Hunt for the word "with" across the entries below, copying each line that holds it.

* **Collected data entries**
☆ ☆ ☆ ☆ ☆ ☆ ☆
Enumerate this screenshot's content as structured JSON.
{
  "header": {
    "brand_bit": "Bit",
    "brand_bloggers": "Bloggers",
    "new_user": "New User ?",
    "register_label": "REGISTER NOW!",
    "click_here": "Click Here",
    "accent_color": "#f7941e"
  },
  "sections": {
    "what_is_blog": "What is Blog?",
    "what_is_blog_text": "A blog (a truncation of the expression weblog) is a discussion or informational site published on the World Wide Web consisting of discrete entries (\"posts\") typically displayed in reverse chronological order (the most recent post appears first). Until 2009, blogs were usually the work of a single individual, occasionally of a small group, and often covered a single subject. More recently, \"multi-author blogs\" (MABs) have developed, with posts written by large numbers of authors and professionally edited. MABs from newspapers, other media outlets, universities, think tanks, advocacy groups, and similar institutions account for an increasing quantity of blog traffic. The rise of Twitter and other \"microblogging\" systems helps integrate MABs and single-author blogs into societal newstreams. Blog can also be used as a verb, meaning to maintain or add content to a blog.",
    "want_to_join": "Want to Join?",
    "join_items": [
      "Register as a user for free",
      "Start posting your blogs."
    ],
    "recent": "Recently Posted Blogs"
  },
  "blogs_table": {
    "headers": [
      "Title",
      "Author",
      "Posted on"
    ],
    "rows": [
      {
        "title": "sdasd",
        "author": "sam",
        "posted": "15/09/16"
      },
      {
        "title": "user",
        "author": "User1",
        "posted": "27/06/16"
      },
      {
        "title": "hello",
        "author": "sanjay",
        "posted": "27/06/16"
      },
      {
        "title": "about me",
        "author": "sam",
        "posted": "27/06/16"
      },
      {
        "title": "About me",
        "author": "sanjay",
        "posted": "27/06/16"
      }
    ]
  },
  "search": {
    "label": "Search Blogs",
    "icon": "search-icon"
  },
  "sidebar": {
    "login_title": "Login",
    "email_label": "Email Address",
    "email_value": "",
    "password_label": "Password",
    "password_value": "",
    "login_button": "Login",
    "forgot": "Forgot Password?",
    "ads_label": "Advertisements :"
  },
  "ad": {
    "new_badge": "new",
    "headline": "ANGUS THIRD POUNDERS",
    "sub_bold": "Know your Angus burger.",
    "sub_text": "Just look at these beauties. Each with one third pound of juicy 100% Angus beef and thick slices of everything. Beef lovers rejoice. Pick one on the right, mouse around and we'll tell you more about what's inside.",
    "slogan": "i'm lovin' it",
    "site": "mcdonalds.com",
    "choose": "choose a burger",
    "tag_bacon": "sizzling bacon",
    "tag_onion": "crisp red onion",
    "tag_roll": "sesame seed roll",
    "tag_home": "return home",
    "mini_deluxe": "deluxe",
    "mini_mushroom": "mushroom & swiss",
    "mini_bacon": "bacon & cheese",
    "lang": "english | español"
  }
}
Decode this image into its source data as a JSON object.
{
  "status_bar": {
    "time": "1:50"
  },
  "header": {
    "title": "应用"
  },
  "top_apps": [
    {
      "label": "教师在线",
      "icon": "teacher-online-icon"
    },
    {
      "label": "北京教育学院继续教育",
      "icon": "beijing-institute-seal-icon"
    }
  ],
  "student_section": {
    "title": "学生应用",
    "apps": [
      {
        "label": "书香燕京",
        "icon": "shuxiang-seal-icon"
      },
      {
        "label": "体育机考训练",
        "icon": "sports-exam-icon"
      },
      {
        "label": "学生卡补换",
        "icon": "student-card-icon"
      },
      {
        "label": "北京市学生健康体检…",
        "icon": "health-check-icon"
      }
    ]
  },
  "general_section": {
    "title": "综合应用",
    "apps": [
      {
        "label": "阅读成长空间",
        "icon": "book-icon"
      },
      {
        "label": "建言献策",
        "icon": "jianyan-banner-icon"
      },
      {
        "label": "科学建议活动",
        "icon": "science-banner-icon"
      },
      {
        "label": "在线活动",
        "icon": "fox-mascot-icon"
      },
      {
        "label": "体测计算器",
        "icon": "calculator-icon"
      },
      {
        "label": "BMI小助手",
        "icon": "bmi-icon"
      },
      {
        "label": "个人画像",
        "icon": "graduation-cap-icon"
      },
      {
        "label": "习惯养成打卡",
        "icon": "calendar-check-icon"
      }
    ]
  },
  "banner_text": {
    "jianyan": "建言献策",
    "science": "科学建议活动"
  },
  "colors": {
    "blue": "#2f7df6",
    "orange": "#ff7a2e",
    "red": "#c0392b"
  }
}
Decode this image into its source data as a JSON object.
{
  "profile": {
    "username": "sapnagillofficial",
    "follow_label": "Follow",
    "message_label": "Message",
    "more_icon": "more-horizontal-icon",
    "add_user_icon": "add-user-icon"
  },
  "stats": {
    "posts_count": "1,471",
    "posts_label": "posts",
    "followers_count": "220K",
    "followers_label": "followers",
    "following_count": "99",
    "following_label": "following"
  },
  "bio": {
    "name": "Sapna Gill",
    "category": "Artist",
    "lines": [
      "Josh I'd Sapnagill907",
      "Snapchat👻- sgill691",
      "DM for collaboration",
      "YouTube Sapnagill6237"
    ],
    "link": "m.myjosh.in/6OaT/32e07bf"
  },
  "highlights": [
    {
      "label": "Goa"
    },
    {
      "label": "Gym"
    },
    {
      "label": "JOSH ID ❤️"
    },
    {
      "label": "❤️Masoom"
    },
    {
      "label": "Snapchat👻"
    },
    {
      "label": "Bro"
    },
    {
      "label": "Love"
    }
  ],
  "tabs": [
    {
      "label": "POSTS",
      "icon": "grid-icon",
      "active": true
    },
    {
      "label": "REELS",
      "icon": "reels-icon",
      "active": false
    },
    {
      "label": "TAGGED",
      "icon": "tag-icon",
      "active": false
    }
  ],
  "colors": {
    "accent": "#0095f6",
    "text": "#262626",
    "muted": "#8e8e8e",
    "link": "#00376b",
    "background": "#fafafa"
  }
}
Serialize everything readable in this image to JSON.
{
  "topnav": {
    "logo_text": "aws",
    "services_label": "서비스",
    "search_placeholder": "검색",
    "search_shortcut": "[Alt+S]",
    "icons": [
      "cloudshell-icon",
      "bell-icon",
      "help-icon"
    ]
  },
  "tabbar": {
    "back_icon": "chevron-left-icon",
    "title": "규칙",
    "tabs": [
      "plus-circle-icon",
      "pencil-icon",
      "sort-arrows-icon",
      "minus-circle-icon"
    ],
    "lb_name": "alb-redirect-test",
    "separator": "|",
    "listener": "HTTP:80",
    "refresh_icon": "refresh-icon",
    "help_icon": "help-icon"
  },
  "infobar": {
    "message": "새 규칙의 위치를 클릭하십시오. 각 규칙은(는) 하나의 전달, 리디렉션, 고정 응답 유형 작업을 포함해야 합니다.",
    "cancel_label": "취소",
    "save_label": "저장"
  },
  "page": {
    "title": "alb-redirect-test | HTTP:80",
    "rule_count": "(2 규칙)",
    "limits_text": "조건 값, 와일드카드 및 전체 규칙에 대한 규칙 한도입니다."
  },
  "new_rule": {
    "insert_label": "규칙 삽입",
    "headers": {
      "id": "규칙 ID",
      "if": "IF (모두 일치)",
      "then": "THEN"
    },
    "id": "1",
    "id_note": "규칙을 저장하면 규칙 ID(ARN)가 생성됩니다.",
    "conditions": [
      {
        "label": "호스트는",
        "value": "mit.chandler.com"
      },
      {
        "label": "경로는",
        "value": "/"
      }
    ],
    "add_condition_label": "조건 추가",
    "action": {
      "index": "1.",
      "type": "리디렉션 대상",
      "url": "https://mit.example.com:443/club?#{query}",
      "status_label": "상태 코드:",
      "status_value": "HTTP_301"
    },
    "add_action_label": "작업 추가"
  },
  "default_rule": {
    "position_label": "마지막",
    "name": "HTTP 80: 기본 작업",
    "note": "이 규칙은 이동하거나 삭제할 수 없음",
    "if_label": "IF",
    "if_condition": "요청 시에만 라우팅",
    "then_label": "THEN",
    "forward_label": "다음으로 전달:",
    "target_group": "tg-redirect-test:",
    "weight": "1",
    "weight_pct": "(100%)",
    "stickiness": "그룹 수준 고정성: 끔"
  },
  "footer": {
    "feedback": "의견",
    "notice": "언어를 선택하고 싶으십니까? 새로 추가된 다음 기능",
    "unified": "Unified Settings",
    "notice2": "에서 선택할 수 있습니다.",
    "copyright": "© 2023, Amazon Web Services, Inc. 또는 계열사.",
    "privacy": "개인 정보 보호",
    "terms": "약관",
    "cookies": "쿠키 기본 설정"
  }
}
☆ ☆ ☆ ☆ ☆ ☆ ☆
* **EXERCISE RESPONSE**
    "what_is_blog_text": "A blog (a truncation of the expression weblog) is a discussion or informational site published on the World Wide Web consisting of discrete entries (\"posts\") typically displayed in reverse chronological order (the most recent post appears first). Until 2009, blogs were usually the work of a single individual, occasionally of a small group, and often covered a single subject. More recently, \"multi-author blogs\" (MABs) have developed, with posts written by large numbers of authors and professionally edited. MABs from newspapers, other media outlets, universities, think tanks, advocacy groups, and similar institutions account for an increasing quantity of blog traffic. The rise of Twitter and other \"microblogging\" systems helps integrate MABs and single-author blogs into societal newstreams. Blog can also be used as a verb, meaning to maintain or add content to a blog.",
    "sub_text": "Just look at these beauties. Each with one third pound of juicy 100% Angus beef and thick slices of everything. Beef lovers rejoice. Pick one on the right, mouse around and we'll tell you more about what's inside.",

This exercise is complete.